Una mesocracia radical

Siempre se ha subrayado la actitud timorata, complaciente y conformista de la clase media. En los viejos manuales marxistas – ah, esos tomazos de la editorial Progreso de Moscú – la clase media, calificada habitualmente como pequeña burguesía,  recibía todavía más palos que los grandes capitalistas, y es que – coyunturas frentistas al margen – las clases medias, en su ruin ceguera, constituían de facto una fuerza antirrevolucionaria que segregaba cultura e ideología para legitimar el estatus quo.  El pequeño burgués, en definitiva, era un enemigo de clase más ardorosamente denunciado que el prototípico capitalista de puro y chistera,  porque en su supuesta moralidad, en sus ambigüos anhelos culturales, en su espiritualidad utilitarista, ocultaba su complicidad esencial con las injusticias del (des)orden social establecido. Este punto de vista doctrinal, obviamente, siempre ha sido caricaturesco. Ahora mismo quizás quede más claro que nunca con la actitud político-electoral de amplios sectores de las clases medias en España.

*Datos proporcionados*
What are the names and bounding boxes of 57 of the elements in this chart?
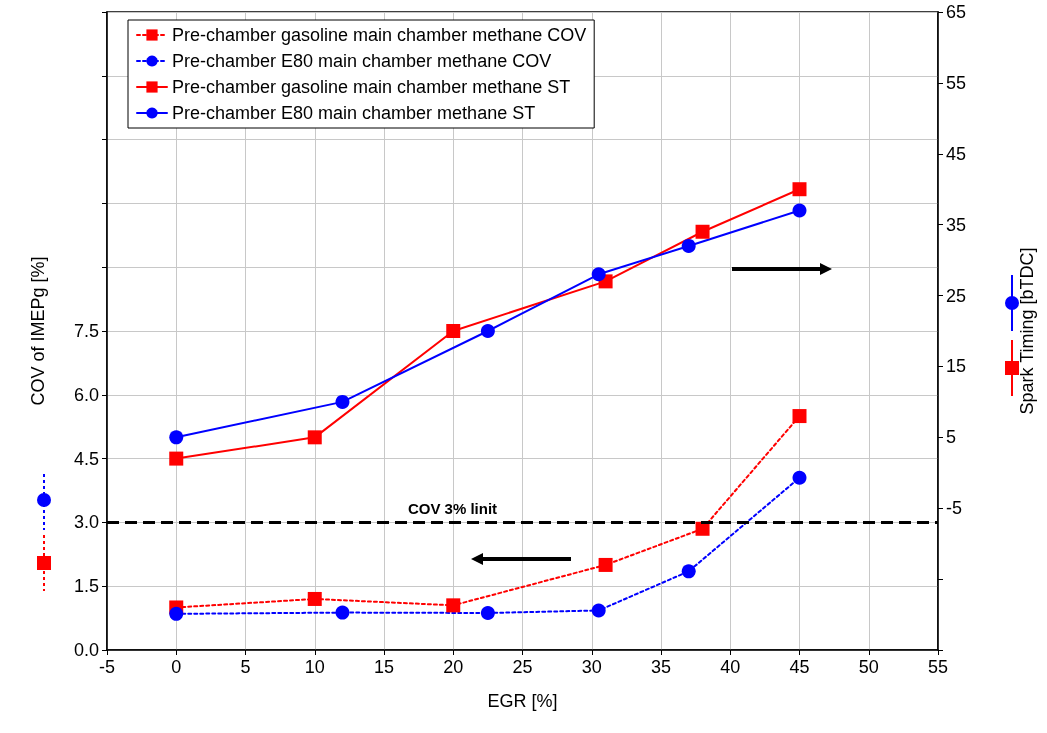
x-tick-label: 35: [650, 657, 672, 677]
legend-label: Pre-chamber gasoline main chamber methane ST: [172, 77, 571, 97]
point: [480, 324, 495, 338]
x-tick-label: -5: [98, 657, 116, 677]
point: [446, 324, 461, 338]
x-tick-label: 10: [304, 657, 325, 677]
y-tick-label: 6.0: [73, 384, 99, 405]
y2-tick-label: 55: [946, 72, 967, 93]
y2-tick-label: 25: [946, 285, 967, 306]
point: [681, 238, 696, 253]
y2-tick-label: 15: [946, 356, 967, 377]
point: [335, 394, 350, 409]
x-tick-label: 0: [171, 657, 182, 677]
x-tick-label: 45: [789, 657, 810, 677]
point: [695, 521, 710, 536]
x-tick-label: 50: [858, 657, 879, 677]
point: [681, 564, 696, 579]
legend-label: Pre-chamber gasoline main chamber methane COV: [172, 25, 587, 45]
y-tick-label: 0.0: [73, 640, 99, 660]
x-tick-label: 25: [512, 657, 533, 677]
point: [695, 224, 710, 239]
y-tick-label: 7.5: [73, 321, 99, 341]
point: [480, 606, 495, 620]
x-tick-label: 30: [581, 657, 602, 677]
point: [307, 591, 322, 606]
x-tick-label: 15: [373, 657, 395, 677]
point: [792, 470, 807, 485]
x-axis-title: EGR [%]: [487, 691, 558, 711]
point: [169, 606, 184, 621]
y-tick-label: 1.5: [73, 576, 99, 597]
x-tick-label: 5: [240, 657, 251, 677]
y2-tick-label: 45: [946, 143, 967, 164]
point: [598, 557, 613, 572]
point: [169, 451, 184, 466]
y-axis-title: COV of IMEPg [%]: [28, 256, 48, 406]
point: [335, 605, 350, 620]
y-tick-label: 3.0: [73, 512, 99, 533]
ref-line-label: COV 3% linit: [407, 500, 498, 518]
y2-axis-title: Spark Timing [bTDC]: [1017, 247, 1037, 415]
point: [307, 430, 322, 445]
x-tick-label: 40: [720, 657, 741, 677]
point: [591, 267, 606, 282]
y2-tick-label: 5: [946, 427, 957, 448]
legend-label: Pre-chamber E80 main chamber methane COV: [172, 51, 552, 71]
y2-tick-label: 65: [946, 2, 967, 22]
point: [792, 409, 807, 424]
point: [446, 598, 461, 613]
x-tick-label: 55: [927, 657, 949, 677]
point: [792, 182, 807, 197]
y-tick-label: 4.5: [73, 448, 99, 469]
y2-tick-label: -5: [946, 498, 963, 519]
x-tick-label: 20: [443, 657, 464, 677]
point: [591, 603, 606, 618]
y2-tick-label: 35: [946, 214, 967, 235]
legend-label: Pre-chamber E80 main chamber methane ST: [172, 103, 536, 123]
point: [792, 203, 807, 218]
point: [169, 430, 184, 445]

*Tu objetivo*
Extrae de forma íntegra y literal el texto sobre la clase media, sin alterar ni omitir nada.

*Solución redactada*
Una mesocracia radical

Siempre se ha subrayado la actitud timorata, complaciente y conformista de la clase media. En los viejos manuales marxistas – ah, esos tomazos de la editorial Progreso de Moscú – la clase media, calificada habitualmente como pequeña burguesía,  recibía todavía más palos que los grandes capitalistas, y es que – coyunturas frentistas al margen – las clases medias, en su ruin ceguera, constituían de facto una fuerza antirrevolucionaria que segregaba cultura e ideología para legitimar el estatus quo.  El pequeño burgués, en definitiva, era un enemigo de clase más ardorosamente denunciado que el prototípico capitalista de puro y chistera,  porque en su supuesta moralidad, en sus ambigüos anhelos culturales, en su espiritualidad utilitarista, ocultaba su complicidad esencial con las injusticias del (des)orden social establecido. Este punto de vista doctrinal, obviamente, siempre ha sido caricaturesco. Ahora mismo quizás quede más claro que nunca con la actitud político-electoral de amplios sectores de las clases medias en España.